• **AIM**:
Scan the data below for the string "Update". Show every line where it turns up.

-----

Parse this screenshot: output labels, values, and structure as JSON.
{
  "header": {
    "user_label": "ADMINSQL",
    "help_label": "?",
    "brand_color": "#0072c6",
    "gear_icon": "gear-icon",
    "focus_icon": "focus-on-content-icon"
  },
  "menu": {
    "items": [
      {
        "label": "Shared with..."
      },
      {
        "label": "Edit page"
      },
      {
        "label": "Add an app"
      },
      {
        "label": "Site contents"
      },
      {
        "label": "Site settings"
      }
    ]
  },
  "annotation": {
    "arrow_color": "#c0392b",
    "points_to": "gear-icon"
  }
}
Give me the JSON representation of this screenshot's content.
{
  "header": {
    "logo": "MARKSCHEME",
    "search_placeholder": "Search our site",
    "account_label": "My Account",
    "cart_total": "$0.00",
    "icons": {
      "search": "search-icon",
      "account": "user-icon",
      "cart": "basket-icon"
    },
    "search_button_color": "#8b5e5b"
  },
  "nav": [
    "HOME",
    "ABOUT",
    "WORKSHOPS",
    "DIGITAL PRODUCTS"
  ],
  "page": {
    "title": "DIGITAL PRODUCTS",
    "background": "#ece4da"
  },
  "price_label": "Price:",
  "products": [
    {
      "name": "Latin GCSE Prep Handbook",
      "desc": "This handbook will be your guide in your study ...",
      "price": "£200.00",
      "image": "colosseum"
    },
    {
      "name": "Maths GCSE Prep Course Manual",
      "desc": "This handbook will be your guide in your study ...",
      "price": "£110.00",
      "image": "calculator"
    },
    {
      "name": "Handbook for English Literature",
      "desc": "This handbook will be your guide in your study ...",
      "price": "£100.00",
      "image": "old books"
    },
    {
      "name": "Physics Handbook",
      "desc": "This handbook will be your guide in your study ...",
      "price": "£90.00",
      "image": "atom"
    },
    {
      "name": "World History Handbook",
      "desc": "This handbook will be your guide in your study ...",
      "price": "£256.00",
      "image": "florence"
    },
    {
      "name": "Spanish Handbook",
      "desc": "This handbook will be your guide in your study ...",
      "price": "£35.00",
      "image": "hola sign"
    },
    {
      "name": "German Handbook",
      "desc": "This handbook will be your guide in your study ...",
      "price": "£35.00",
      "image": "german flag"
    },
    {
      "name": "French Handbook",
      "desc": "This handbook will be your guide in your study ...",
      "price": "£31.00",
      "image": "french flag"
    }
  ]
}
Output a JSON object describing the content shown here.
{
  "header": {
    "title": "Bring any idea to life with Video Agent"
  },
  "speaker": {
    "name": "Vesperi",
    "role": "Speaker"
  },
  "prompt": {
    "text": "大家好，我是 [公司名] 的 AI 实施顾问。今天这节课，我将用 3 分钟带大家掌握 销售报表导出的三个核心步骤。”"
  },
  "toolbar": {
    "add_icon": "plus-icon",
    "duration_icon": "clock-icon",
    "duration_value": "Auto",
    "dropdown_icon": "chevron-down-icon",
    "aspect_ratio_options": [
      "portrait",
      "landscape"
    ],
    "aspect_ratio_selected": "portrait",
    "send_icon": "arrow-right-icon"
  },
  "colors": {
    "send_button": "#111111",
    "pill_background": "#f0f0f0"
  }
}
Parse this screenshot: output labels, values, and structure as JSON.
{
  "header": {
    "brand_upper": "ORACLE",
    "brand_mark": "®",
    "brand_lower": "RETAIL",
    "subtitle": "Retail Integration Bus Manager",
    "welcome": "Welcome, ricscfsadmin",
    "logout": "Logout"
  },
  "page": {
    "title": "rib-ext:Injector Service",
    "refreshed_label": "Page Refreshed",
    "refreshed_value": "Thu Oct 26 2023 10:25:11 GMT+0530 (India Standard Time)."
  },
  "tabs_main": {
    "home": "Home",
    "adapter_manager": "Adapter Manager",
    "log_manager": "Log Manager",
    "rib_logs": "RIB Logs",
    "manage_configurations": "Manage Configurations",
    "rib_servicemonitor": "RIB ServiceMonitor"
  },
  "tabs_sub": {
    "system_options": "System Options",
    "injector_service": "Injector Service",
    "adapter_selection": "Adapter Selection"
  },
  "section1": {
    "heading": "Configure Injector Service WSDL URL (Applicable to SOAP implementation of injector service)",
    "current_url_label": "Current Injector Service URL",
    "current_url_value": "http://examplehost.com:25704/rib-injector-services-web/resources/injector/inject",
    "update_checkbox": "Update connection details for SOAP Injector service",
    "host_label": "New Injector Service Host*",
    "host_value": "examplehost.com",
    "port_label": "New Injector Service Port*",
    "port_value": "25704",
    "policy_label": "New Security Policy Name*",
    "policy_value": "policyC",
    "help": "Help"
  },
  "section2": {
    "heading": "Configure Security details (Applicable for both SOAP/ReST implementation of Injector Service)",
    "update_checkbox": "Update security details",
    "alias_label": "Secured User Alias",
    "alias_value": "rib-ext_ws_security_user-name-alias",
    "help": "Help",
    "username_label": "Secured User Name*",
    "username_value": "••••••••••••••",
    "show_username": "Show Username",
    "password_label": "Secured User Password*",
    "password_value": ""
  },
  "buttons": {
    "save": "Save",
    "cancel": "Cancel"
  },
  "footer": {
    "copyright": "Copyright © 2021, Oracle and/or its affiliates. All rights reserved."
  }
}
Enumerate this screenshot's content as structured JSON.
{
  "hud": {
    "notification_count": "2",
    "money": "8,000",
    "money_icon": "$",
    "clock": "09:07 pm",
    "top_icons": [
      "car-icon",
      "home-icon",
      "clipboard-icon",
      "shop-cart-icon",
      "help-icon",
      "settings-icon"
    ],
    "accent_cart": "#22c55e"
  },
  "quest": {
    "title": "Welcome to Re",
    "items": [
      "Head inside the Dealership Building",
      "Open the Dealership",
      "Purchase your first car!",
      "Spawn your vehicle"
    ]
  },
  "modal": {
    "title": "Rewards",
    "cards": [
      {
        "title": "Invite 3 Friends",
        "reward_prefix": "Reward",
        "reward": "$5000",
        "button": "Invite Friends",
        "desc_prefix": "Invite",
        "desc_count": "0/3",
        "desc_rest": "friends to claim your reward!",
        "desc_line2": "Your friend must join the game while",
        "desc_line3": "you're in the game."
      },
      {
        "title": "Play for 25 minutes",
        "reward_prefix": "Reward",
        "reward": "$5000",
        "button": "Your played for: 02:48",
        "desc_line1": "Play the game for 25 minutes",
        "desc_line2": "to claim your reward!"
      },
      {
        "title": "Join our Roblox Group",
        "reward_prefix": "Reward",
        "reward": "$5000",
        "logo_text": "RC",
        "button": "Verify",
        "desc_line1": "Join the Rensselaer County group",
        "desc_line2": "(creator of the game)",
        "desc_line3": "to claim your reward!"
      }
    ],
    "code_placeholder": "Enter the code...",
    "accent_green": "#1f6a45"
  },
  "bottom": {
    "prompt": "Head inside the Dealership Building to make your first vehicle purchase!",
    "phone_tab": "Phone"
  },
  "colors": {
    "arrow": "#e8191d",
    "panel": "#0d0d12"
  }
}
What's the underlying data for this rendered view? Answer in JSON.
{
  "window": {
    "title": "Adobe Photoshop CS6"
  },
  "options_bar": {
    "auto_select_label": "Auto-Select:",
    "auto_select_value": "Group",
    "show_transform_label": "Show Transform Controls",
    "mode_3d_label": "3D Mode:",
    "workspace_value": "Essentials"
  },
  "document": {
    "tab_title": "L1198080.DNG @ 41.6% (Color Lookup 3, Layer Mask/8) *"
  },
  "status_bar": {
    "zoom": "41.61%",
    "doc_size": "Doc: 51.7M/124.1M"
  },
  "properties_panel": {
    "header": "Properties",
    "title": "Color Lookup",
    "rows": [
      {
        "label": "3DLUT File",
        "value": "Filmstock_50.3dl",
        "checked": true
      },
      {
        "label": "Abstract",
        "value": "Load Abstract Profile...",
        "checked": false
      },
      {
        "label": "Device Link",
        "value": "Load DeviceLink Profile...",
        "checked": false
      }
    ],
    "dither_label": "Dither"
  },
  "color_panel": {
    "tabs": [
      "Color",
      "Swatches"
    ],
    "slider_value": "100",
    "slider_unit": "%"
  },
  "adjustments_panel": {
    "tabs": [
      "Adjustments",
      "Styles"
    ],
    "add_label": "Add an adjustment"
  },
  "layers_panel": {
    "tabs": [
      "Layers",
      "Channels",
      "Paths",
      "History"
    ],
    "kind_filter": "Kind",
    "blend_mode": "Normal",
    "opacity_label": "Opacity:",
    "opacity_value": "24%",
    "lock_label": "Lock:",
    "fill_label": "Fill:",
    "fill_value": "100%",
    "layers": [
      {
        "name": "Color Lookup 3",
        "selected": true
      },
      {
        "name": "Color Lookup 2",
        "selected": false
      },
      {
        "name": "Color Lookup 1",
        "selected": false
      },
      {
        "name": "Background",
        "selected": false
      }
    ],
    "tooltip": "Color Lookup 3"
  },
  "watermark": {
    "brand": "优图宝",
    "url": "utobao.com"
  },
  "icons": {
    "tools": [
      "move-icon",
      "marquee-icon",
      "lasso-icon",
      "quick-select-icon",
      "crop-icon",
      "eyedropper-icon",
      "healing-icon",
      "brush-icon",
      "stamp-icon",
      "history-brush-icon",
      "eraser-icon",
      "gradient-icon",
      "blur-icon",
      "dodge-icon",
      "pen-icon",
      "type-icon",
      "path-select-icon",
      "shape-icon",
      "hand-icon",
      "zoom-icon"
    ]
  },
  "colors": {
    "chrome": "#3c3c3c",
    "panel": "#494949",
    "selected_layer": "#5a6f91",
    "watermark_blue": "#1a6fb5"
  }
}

-----

• **THE OUTPUT**:
    "update_checkbox": "Update connection details for SOAP Injector service",
    "update_checkbox": "Update security details",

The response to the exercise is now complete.